Reproduce the entries exactly.

Begin Dataset rows

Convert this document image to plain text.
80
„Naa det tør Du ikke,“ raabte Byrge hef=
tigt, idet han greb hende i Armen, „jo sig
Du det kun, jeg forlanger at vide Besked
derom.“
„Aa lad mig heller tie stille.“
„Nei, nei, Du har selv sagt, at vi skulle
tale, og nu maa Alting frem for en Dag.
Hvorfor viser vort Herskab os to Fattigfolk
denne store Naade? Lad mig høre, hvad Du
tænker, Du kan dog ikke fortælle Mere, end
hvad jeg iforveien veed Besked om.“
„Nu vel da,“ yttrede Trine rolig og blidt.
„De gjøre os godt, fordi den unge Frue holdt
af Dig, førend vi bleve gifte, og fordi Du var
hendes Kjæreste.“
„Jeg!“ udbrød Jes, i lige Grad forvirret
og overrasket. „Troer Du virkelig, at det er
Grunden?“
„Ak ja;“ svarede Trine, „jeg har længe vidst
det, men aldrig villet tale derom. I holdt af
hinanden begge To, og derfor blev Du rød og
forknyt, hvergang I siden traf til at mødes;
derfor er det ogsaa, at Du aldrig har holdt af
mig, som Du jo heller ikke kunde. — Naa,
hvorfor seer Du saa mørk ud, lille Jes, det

End Dataset rows

■ **Answer**
Convert this document image to plain text.
80
„Naa det tør Du ikke,“ raabte Byrge hef=
tigt, idet han greb hende i Armen, „jo sig
Du det kun, jeg forlanger at vide Besked
derom.“
„Aa lad mig heller tie stille.“
„Nei, nei, Du har selv sagt, at vi skulle
tale, og nu maa Alting frem for en Dag.
Hvorfor viser vort Herskab os to Fattigfolk
denne store Naade? Lad mig høre, hvad Du
tænker, Du kan dog ikke fortælle Mere, end
hvad jeg iforveien veed Besked om.“
„Nu vel da,“ yttrede Trine rolig og blidt.
„De gjøre os godt, fordi den unge Frue holdt
af Dig, førend vi bleve gifte, og fordi Du var
hendes Kjæreste.“
„Jeg!“ udbrød Jes, i lige Grad forvirret
og overrasket. „Troer Du virkelig, at det er
Grunden?“
„Ak ja;“ svarede Trine, „jeg har længe vidst
det, men aldrig villet tale derom. I holdt af
hinanden begge To, og derfor blev Du rød og
forknyt, hvergang I siden traf til at mødes;
derfor er det ogsaa, at Du aldrig har holdt af
mig, som Du jo heller ikke kunde. — Naa,
hvorfor seer Du saa mørk ud, lille Jes, det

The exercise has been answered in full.